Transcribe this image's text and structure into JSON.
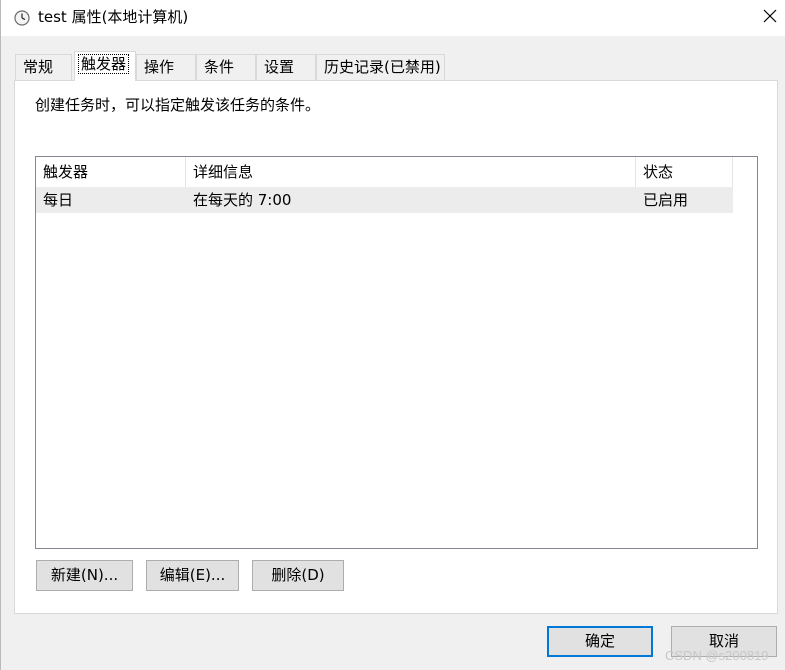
{
  "window": {
    "title": "test 属性(本地计算机)",
    "icon": "clock-icon",
    "close_symbol": "✕"
  },
  "tabs": [
    {
      "label": "常规",
      "active": false
    },
    {
      "label": "触发器",
      "active": true
    },
    {
      "label": "操作",
      "active": false
    },
    {
      "label": "条件",
      "active": false
    },
    {
      "label": "设置",
      "active": false
    },
    {
      "label": "历史记录(已禁用)",
      "active": false
    }
  ],
  "panel": {
    "description": "创建任务时，可以指定触发该任务的条件。",
    "list": {
      "columns": [
        "触发器",
        "详细信息",
        "状态"
      ],
      "rows": [
        [
          "每日",
          "在每天的 7:00",
          "已启用"
        ]
      ]
    },
    "buttons": {
      "new_label": "新建(N)...",
      "edit_label": "编辑(E)...",
      "delete_label": "删除(D)"
    }
  },
  "footer": {
    "ok_label": "确定",
    "cancel_label": "取消"
  },
  "watermark": "CSDN @s200819",
  "colors": {
    "accent": "#0078d7",
    "row_selected": "#ececec",
    "button_face": "#e1e1e1"
  }
}
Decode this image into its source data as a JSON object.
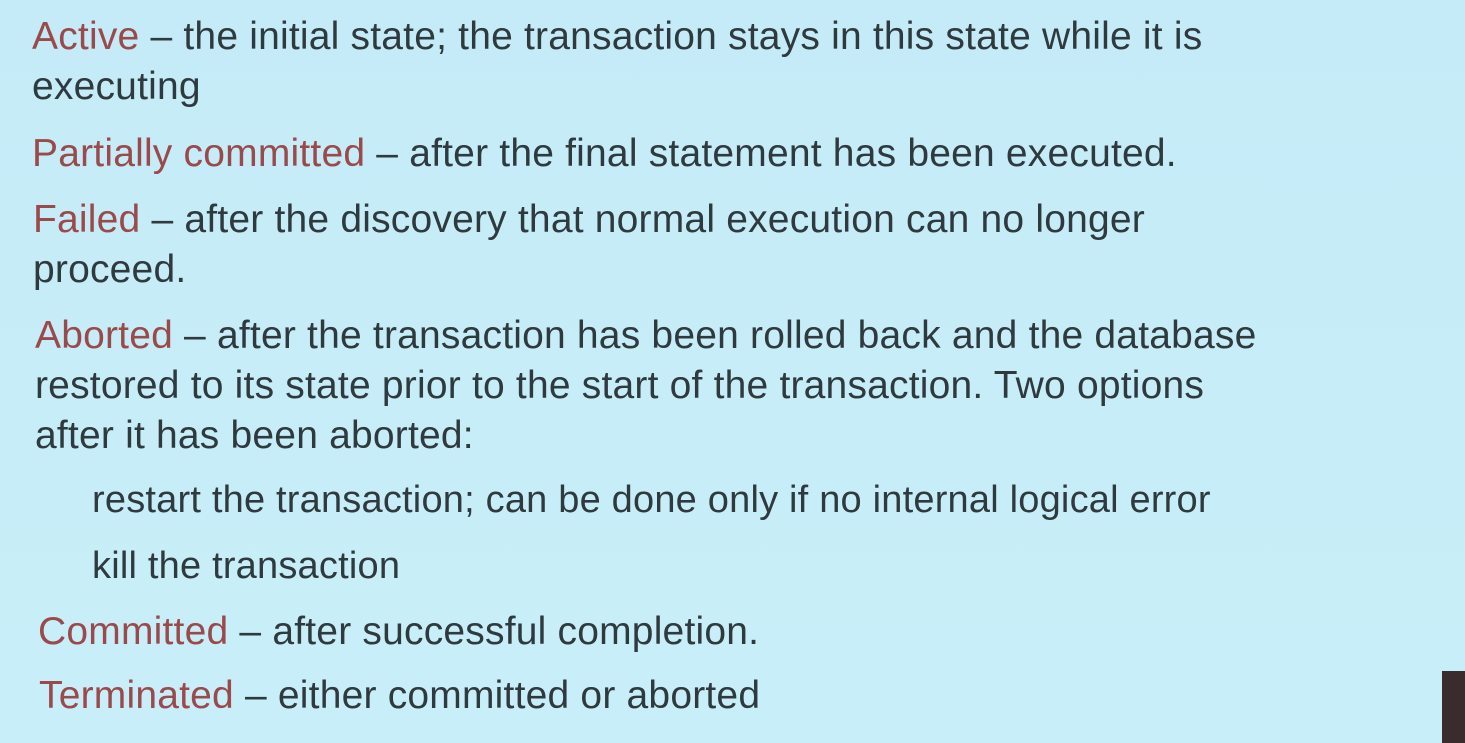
{
  "items": [
    {
      "term": "Active",
      "separator": "–",
      "lines": [
        "the initial state; the transaction stays in this state while it is",
        "executing"
      ]
    },
    {
      "term": "Partially committed",
      "separator": "–",
      "lines": [
        "after the final statement has been executed."
      ]
    },
    {
      "term": "Failed",
      "separator": "–",
      "lines": [
        "after the discovery that normal execution can no longer",
        "proceed."
      ]
    },
    {
      "term": "Aborted",
      "separator": "–",
      "lines": [
        "after the transaction has been rolled back and the database",
        "restored to its state prior to the start of the transaction.  Two options",
        "after it has been aborted:"
      ]
    },
    {
      "term": "Committed",
      "separator": "–",
      "lines": [
        "after successful completion."
      ]
    },
    {
      "term": "Terminated",
      "separator": "–",
      "lines": [
        "either committed or aborted"
      ]
    }
  ],
  "aborted_options": [
    "restart the transaction; can be done only if no internal logical error",
    "kill the transaction"
  ],
  "colors": {
    "background": "#c6ecf7",
    "term": "#9a4a4a",
    "text": "#2f3a3f"
  }
}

# # # #

--- WRITTEN TASK ---
Your task is to list each line of the records with the word "been".

--- WORKED SOLUTION ---
        "after the final statement has been executed."
        "after the transaction has been rolled back and the database",
        "after it has been aborted:"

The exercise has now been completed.